» Set task
Write out all the entries word for word, but skip any images.

» Listed records
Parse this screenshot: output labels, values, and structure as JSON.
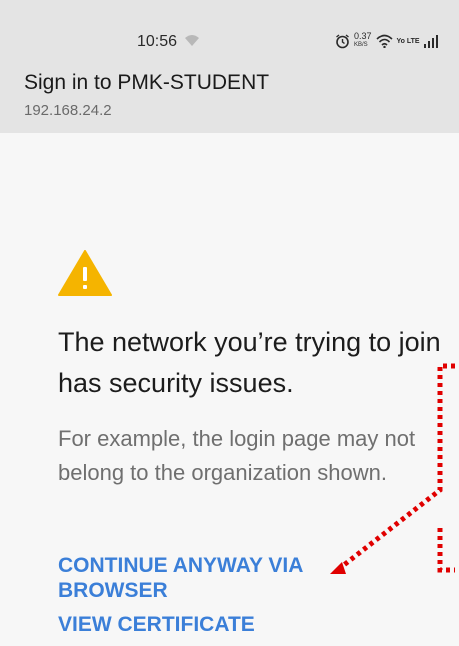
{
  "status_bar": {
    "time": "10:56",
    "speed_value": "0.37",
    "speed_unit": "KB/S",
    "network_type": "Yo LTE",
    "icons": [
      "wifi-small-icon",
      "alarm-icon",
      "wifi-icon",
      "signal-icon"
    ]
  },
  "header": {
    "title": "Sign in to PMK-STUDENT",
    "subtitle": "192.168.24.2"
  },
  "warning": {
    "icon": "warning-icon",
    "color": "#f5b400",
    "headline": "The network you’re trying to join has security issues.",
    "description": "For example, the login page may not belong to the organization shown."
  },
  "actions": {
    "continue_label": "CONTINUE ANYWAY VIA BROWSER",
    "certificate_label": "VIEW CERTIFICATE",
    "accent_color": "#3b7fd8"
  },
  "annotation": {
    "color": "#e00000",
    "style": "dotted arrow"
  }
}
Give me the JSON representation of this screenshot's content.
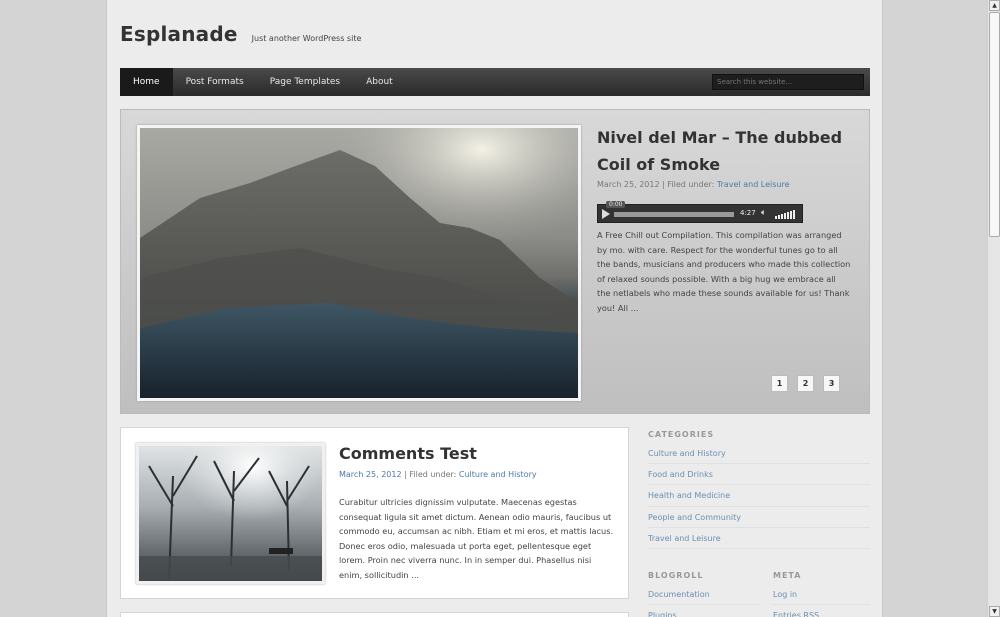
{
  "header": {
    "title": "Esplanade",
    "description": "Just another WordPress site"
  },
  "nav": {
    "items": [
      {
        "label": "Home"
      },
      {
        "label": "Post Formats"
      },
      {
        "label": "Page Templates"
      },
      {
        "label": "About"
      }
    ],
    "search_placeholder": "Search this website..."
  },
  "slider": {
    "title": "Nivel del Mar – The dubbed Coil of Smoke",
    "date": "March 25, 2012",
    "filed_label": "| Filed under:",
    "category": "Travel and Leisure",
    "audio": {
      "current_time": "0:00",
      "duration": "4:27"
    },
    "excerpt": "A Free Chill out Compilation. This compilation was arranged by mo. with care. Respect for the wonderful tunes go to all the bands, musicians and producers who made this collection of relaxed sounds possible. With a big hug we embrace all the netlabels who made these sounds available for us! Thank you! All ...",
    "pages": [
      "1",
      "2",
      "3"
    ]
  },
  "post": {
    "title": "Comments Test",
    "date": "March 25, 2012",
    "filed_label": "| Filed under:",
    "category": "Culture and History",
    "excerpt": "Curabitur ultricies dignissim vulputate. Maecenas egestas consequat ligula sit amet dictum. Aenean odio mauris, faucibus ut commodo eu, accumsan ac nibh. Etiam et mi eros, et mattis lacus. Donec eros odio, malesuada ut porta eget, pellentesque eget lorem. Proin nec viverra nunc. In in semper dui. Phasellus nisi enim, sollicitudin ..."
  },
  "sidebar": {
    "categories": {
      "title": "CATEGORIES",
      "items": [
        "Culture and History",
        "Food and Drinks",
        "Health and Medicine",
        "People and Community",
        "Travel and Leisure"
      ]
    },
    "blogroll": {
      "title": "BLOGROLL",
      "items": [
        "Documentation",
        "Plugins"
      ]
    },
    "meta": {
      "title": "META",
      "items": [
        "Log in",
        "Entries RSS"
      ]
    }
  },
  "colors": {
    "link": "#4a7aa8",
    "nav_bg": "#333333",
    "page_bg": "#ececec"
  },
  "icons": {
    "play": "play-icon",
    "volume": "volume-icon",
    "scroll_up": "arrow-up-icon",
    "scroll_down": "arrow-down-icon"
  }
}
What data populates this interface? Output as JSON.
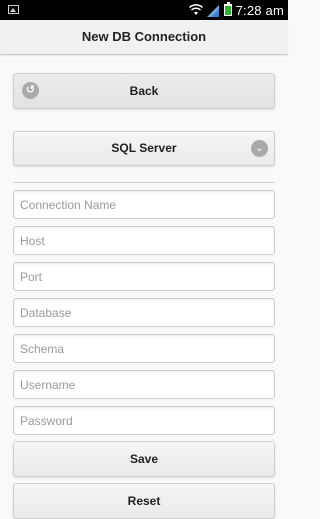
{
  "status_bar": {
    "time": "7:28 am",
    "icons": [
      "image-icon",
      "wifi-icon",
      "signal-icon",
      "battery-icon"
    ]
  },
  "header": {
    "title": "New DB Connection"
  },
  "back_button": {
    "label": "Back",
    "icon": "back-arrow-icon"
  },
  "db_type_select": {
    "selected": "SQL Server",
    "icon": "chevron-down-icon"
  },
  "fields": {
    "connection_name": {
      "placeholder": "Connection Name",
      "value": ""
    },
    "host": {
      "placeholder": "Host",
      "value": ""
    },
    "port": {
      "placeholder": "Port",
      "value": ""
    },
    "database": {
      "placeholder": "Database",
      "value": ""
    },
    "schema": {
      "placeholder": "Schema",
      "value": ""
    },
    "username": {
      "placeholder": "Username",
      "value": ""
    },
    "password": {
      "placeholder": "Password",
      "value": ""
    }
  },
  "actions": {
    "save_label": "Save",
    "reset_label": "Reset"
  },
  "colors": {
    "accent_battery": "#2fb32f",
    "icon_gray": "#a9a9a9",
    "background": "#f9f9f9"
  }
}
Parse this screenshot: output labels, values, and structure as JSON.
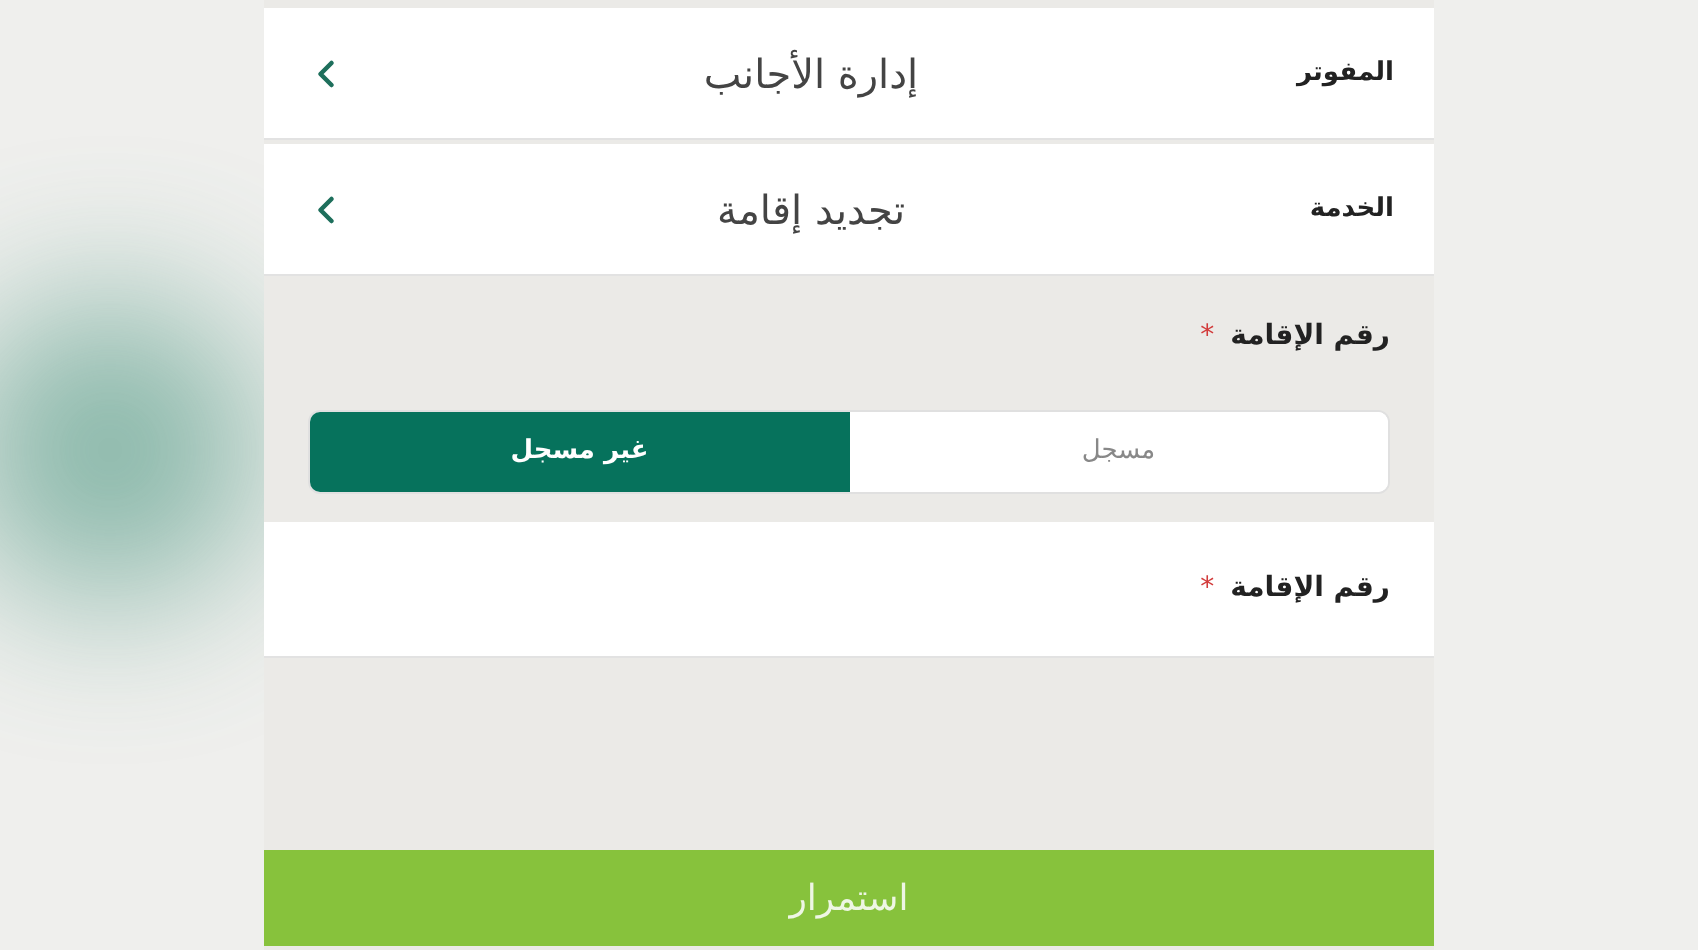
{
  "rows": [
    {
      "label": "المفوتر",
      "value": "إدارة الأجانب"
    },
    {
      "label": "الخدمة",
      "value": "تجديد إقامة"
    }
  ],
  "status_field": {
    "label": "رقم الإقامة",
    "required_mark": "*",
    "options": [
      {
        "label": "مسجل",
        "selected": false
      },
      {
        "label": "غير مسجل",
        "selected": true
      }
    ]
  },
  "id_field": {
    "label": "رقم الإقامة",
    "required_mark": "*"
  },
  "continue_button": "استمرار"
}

» Written solution
Parse this screenshot: output labels, values, and structure as JSON.
{
  "status_bar": {
    "time": "10:56",
    "speed_value": "0.37",
    "speed_unit": "KB/S",
    "network_type": "Yo LTE",
    "icons": [
      "wifi-small-icon",
      "alarm-icon",
      "wifi-icon",
      "signal-icon"
    ]
  },
  "header": {
    "title": "Sign in to PMK-STUDENT",
    "subtitle": "192.168.24.2"
  },
  "warning": {
    "icon": "warning-icon",
    "color": "#f5b400",
    "headline": "The network you’re trying to join has security issues.",
    "description": "For example, the login page may not belong to the organization shown."
  },
  "actions": {
    "continue_label": "CONTINUE ANYWAY VIA BROWSER",
    "certificate_label": "VIEW CERTIFICATE",
    "accent_color": "#3b7fd8"
  },
  "annotation": {
    "color": "#e00000",
    "style": "dotted arrow"
  }
}
Give me the JSON representation of this screenshot's content.
{
  "header": {
    "title": "Esplanade",
    "description": "Just another WordPress site"
  },
  "nav": {
    "items": [
      {
        "label": "Home"
      },
      {
        "label": "Post Formats"
      },
      {
        "label": "Page Templates"
      },
      {
        "label": "About"
      }
    ],
    "search_placeholder": "Search this website..."
  },
  "slider": {
    "title": "Nivel del Mar – The dubbed Coil of Smoke",
    "date": "March 25, 2012",
    "filed_label": "| Filed under:",
    "category": "Travel and Leisure",
    "audio": {
      "current_time": "0:00",
      "duration": "4:27"
    },
    "excerpt": "A Free Chill out Compilation. This compilation was arranged by mo. with care. Respect for the wonderful tunes go to all the bands, musicians and producers who made this collection of relaxed sounds possible. With a big hug we embrace all the netlabels who made these sounds available for us! Thank you! All ...",
    "pages": [
      "1",
      "2",
      "3"
    ]
  },
  "post": {
    "title": "Comments Test",
    "date": "March 25, 2012",
    "filed_label": "| Filed under:",
    "category": "Culture and History",
    "excerpt": "Curabitur ultricies dignissim vulputate. Maecenas egestas consequat ligula sit amet dictum. Aenean odio mauris, faucibus ut commodo eu, accumsan ac nibh. Etiam et mi eros, et mattis lacus. Donec eros odio, malesuada ut porta eget, pellentesque eget lorem. Proin nec viverra nunc. In in semper dui. Phasellus nisi enim, sollicitudin ..."
  },
  "sidebar": {
    "categories": {
      "title": "CATEGORIES",
      "items": [
        "Culture and History",
        "Food and Drinks",
        "Health and Medicine",
        "People and Community",
        "Travel and Leisure"
      ]
    },
    "blogroll": {
      "title": "BLOGROLL",
      "items": [
        "Documentation",
        "Plugins"
      ]
    },
    "meta": {
      "title": "META",
      "items": [
        "Log in",
        "Entries RSS"
      ]
    }
  },
  "colors": {
    "link": "#4a7aa8",
    "nav_bg": "#333333",
    "page_bg": "#ececec"
  },
  "icons": {
    "play": "play-icon",
    "volume": "volume-icon",
    "scroll_up": "arrow-up-icon",
    "scroll_down": "arrow-down-icon"
  }
}
What data populates this interface? Output as JSON.
{
  "status_bar": {
    "time": "7:28 am",
    "icons": [
      "image-icon",
      "wifi-icon",
      "signal-icon",
      "battery-icon"
    ]
  },
  "header": {
    "title": "New DB Connection"
  },
  "back_button": {
    "label": "Back",
    "icon": "back-arrow-icon"
  },
  "db_type_select": {
    "selected": "SQL Server",
    "icon": "chevron-down-icon"
  },
  "fields": {
    "connection_name": {
      "placeholder": "Connection Name",
      "value": ""
    },
    "host": {
      "placeholder": "Host",
      "value": ""
    },
    "port": {
      "placeholder": "Port",
      "value": ""
    },
    "database": {
      "placeholder": "Database",
      "value": ""
    },
    "schema": {
      "placeholder": "Schema",
      "value": ""
    },
    "username": {
      "placeholder": "Username",
      "value": ""
    },
    "password": {
      "placeholder": "Password",
      "value": ""
    }
  },
  "actions": {
    "save_label": "Save",
    "reset_label": "Reset"
  },
  "colors": {
    "accent_battery": "#2fb32f",
    "icon_gray": "#a9a9a9",
    "background": "#f9f9f9"
  }
}
Parse this screenshot: output labels, values, and structure as JSON.
{
  "rows": [
    {
      "label": "المفوتر",
      "value": "إدارة الأجانب"
    },
    {
      "label": "الخدمة",
      "value": "تجديد إقامة"
    }
  ],
  "status_field": {
    "label": "رقم الإقامة",
    "required_mark": "*",
    "options": [
      {
        "label": "مسجل",
        "selected": false
      },
      {
        "label": "غير مسجل",
        "selected": true
      }
    ]
  },
  "id_field": {
    "label": "رقم الإقامة",
    "required_mark": "*"
  },
  "continue_button": "استمرار"
}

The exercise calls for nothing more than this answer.